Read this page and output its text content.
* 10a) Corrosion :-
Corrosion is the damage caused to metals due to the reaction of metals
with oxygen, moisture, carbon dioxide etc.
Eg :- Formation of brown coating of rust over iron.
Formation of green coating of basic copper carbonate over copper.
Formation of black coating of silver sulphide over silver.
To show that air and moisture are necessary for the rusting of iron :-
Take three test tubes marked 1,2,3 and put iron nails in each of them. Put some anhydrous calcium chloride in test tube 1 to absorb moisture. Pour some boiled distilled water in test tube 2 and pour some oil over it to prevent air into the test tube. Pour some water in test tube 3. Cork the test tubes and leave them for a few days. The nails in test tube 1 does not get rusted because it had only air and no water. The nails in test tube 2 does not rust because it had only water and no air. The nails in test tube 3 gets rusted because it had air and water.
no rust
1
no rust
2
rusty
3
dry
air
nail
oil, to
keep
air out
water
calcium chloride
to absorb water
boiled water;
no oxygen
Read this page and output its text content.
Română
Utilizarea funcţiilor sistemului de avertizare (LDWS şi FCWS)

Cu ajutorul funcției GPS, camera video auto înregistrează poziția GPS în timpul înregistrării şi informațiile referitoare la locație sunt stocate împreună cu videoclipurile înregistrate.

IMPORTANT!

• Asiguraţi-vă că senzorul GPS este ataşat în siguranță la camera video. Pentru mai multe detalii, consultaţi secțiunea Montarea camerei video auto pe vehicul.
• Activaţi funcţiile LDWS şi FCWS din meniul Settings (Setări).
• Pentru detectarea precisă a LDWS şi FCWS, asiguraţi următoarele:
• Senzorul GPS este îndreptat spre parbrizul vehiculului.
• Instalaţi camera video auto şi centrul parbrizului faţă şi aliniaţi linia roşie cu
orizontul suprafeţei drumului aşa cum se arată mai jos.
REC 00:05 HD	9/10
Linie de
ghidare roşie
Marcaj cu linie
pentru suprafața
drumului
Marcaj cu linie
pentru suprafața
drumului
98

+++++

Quote the whole listing above, leaving nothing out.

- _Reply_:
Read this page and output its text content.
* 10a) Corrosion :-
Corrosion is the damage caused to metals due to the reaction of metals
with oxygen, moisture, carbon dioxide etc.
Eg :- Formation of brown coating of rust over iron.
Formation of green coating of basic copper carbonate over copper.
Formation of black coating of silver sulphide over silver.
To show that air and moisture are necessary for the rusting of iron :-
Take three test tubes marked 1,2,3 and put iron nails in each of them. Put some anhydrous calcium chloride in test tube 1 to absorb moisture. Pour some boiled distilled water in test tube 2 and pour some oil over it to prevent air into the test tube. Pour some water in test tube 3. Cork the test tubes and leave them for a few days. The nails in test tube 1 does not get rusted because it had only air and no water. The nails in test tube 2 does not rust because it had only water and no air. The nails in test tube 3 gets rusted because it had air and water.
no rust
1
no rust
2
rusty
3
dry
air
nail
oil, to
keep
air out
water
calcium chloride
to absorb water
boiled water;
no oxygen
Read this page and output its text content.
Română
Utilizarea funcţiilor sistemului de avertizare (LDWS şi FCWS)

Cu ajutorul funcției GPS, camera video auto înregistrează poziția GPS în timpul înregistrării şi informațiile referitoare la locație sunt stocate împreună cu videoclipurile înregistrate.

IMPORTANT!

• Asiguraţi-vă că senzorul GPS este ataşat în siguranță la camera video. Pentru mai multe detalii, consultaţi secțiunea Montarea camerei video auto pe vehicul.
• Activaţi funcţiile LDWS şi FCWS din meniul Settings (Setări).
• Pentru detectarea precisă a LDWS şi FCWS, asiguraţi următoarele:
• Senzorul GPS este îndreptat spre parbrizul vehiculului.
• Instalaţi camera video auto şi centrul parbrizului faţă şi aliniaţi linia roşie cu
orizontul suprafeţei drumului aşa cum se arată mai jos.
REC 00:05 HD	9/10
Linie de
ghidare roşie
Marcaj cu linie
pentru suprafața
drumului
Marcaj cu linie
pentru suprafața
drumului
98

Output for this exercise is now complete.